— START Extracted entries —

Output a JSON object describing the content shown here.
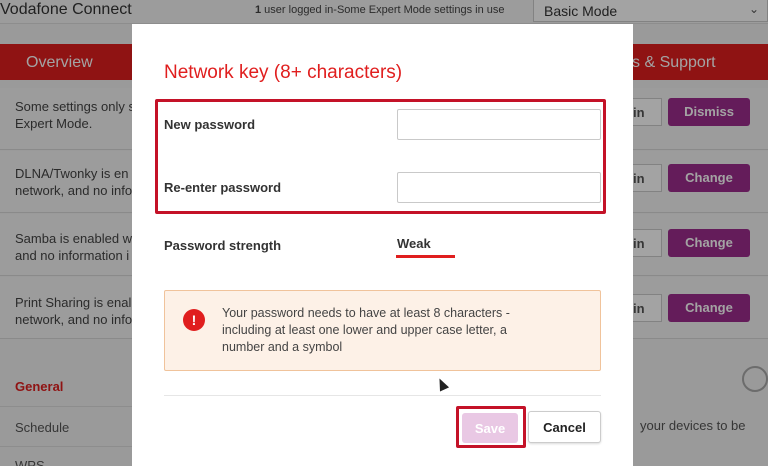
{
  "app": {
    "title": "Vodafone Connect",
    "status_count": "1",
    "status_rest": " user logged in-Some Expert Mode settings in use",
    "mode_selected": "Basic Mode"
  },
  "nav": {
    "overview": "Overview",
    "support": "s & Support"
  },
  "notices": [
    {
      "text": "Some settings only s Expert Mode.",
      "button": "Dismiss",
      "ghost": "in"
    },
    {
      "text": "DLNA/Twonky is en network, and no info",
      "button": "Change",
      "ghost": "in"
    },
    {
      "text": "Samba is enabled w and no information i",
      "button": "Change",
      "ghost": "in"
    },
    {
      "text": "Print Sharing is enal network, and no info",
      "button": "Change",
      "ghost": "in"
    }
  ],
  "sidebar": {
    "general": "General",
    "schedule": "Schedule",
    "wps": "WPS"
  },
  "background_text": {
    "devices": "your devices to be"
  },
  "modal": {
    "title": "Network key (8+ characters)",
    "new_password_label": "New password",
    "reenter_password_label": "Re-enter password",
    "new_password_value": "",
    "reenter_password_value": "",
    "strength_label": "Password strength",
    "strength_value": "Weak",
    "warning_text": "Your password needs to have at least 8 characters - including at least one lower and upper case letter, a number and a symbol",
    "warning_icon": "!",
    "save_label": "Save",
    "cancel_label": "Cancel"
  },
  "colors": {
    "brand_red": "#e01e1e",
    "purple": "#9d2c8e",
    "highlight": "#c41228",
    "save_disabled": "#e9c8e4"
  },
  "icons": {
    "warning": "exclamation-circle-icon",
    "dropdown": "chevron-down-icon",
    "help": "headset-icon"
  }
}
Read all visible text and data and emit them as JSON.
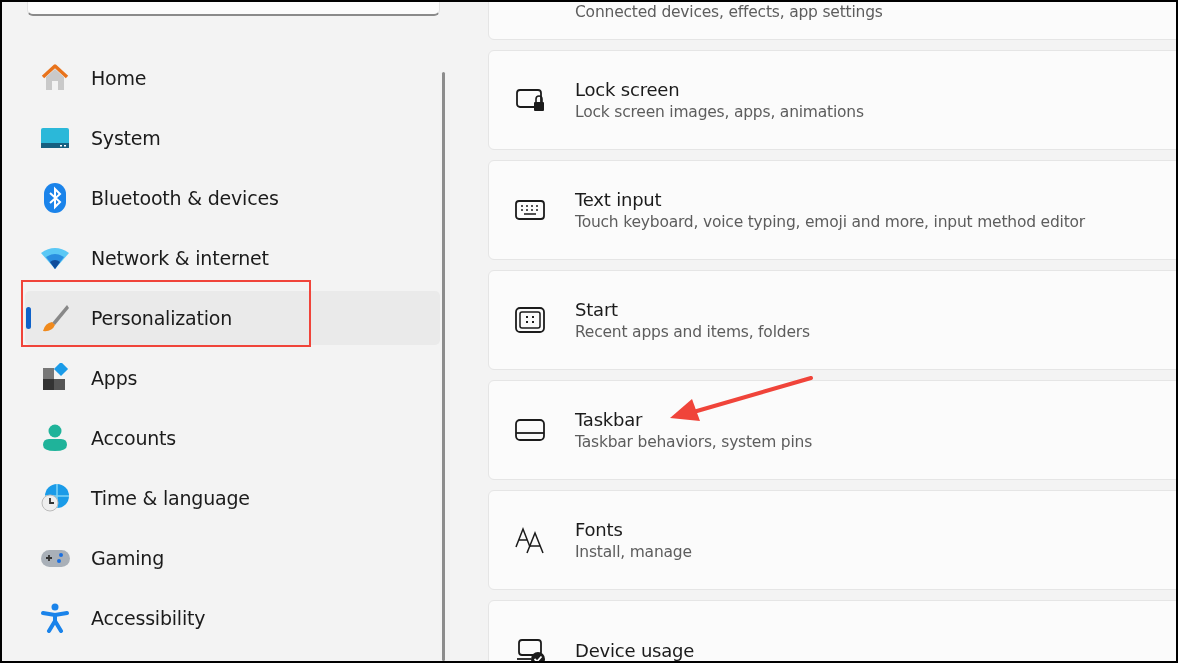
{
  "sidebar": {
    "search": true,
    "items": [
      {
        "label": "Home",
        "selected": false
      },
      {
        "label": "System",
        "selected": false
      },
      {
        "label": "Bluetooth & devices",
        "selected": false
      },
      {
        "label": "Network & internet",
        "selected": false
      },
      {
        "label": "Personalization",
        "selected": true
      },
      {
        "label": "Apps",
        "selected": false
      },
      {
        "label": "Accounts",
        "selected": false
      },
      {
        "label": "Time & language",
        "selected": false
      },
      {
        "label": "Gaming",
        "selected": false
      },
      {
        "label": "Accessibility",
        "selected": false
      }
    ]
  },
  "settings": [
    {
      "subtitle": "Connected devices, effects, app settings"
    },
    {
      "title": "Lock screen",
      "subtitle": "Lock screen images, apps, animations"
    },
    {
      "title": "Text input",
      "subtitle": "Touch keyboard, voice typing, emoji and more, input method editor"
    },
    {
      "title": "Start",
      "subtitle": "Recent apps and items, folders"
    },
    {
      "title": "Taskbar",
      "subtitle": "Taskbar behaviors, system pins"
    },
    {
      "title": "Fonts",
      "subtitle": "Install, manage"
    },
    {
      "title": "Device usage"
    }
  ]
}
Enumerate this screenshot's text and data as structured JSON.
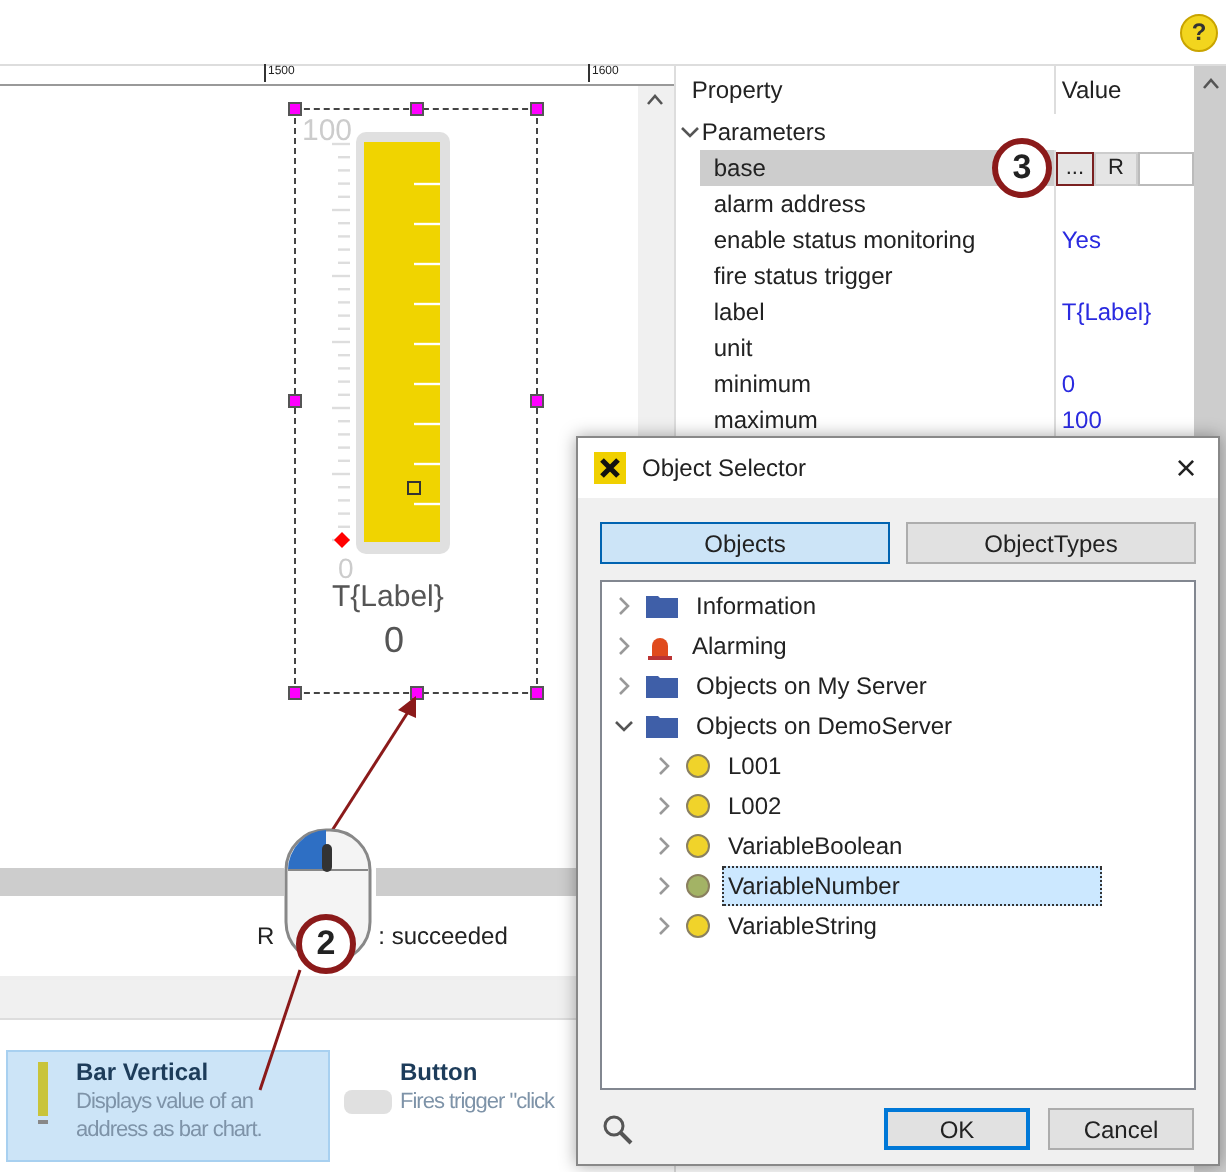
{
  "help": {
    "label": "?"
  },
  "ruler": {
    "labels": [
      "1500",
      "1600"
    ]
  },
  "gauge": {
    "scale_max": "100",
    "scale_min": "0",
    "label": "T{Label}",
    "value": "0"
  },
  "properties": {
    "columns": [
      "Property",
      "Value"
    ],
    "group": {
      "label": "Parameters",
      "expanded": true
    },
    "rows": [
      {
        "name": "base",
        "value": "",
        "selected": true,
        "kind": "editor",
        "buttons": [
          "...",
          "R"
        ]
      },
      {
        "name": "alarm address",
        "value": "",
        "selected": false,
        "kind": "text"
      },
      {
        "name": "enable status monitoring",
        "value": "Yes",
        "selected": false,
        "kind": "text"
      },
      {
        "name": "fire status trigger",
        "value": "",
        "selected": false,
        "kind": "text"
      },
      {
        "name": "label",
        "value": "T{Label}",
        "selected": false,
        "kind": "text"
      },
      {
        "name": "unit",
        "value": "",
        "selected": false,
        "kind": "text"
      },
      {
        "name": "minimum",
        "value": "0",
        "selected": false,
        "kind": "text"
      },
      {
        "name": "maximum",
        "value": "100",
        "selected": false,
        "kind": "text"
      }
    ]
  },
  "status": {
    "parts": [
      "R",
      ": succeeded"
    ]
  },
  "gallery": [
    {
      "title": "Bar Vertical",
      "description": "Displays value of an address as bar chart.",
      "selected": true,
      "kind": "bar"
    },
    {
      "title": "Button",
      "description": "Fires trigger \"click",
      "selected": false,
      "kind": "button"
    }
  ],
  "callouts": [
    "3",
    "2"
  ],
  "dialog": {
    "title": "Object Selector",
    "close": "×",
    "tabs": [
      {
        "label": "Objects",
        "selected": true
      },
      {
        "label": "ObjectTypes",
        "selected": false
      }
    ],
    "tree": [
      {
        "label": "Information",
        "kind": "folder",
        "expanded": false
      },
      {
        "label": "Alarming",
        "kind": "alarm",
        "expanded": false
      },
      {
        "label": "Objects on My Server",
        "kind": "folder",
        "expanded": false
      },
      {
        "label": "Objects on DemoServer",
        "kind": "folder",
        "expanded": true,
        "children": [
          {
            "label": "L001",
            "kind": "variable",
            "color": "#f0d32a",
            "selected": false,
            "expanded": false
          },
          {
            "label": "L002",
            "kind": "variable",
            "color": "#f0d32a",
            "selected": false,
            "expanded": false
          },
          {
            "label": "VariableBoolean",
            "kind": "variable",
            "color": "#f0d32a",
            "selected": false,
            "expanded": false
          },
          {
            "label": "VariableNumber",
            "kind": "variable",
            "color": "#a3b365",
            "selected": true,
            "expanded": false
          },
          {
            "label": "VariableString",
            "kind": "variable",
            "color": "#f0d32a",
            "selected": false,
            "expanded": false
          }
        ]
      }
    ],
    "buttons": [
      {
        "label": "OK",
        "default": true
      },
      {
        "label": "Cancel",
        "default": false
      }
    ]
  }
}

— END Extracted entries —

**Written problem:** Only a number is wanted: how many lines contain "Mode"?

**Complete answer:** 3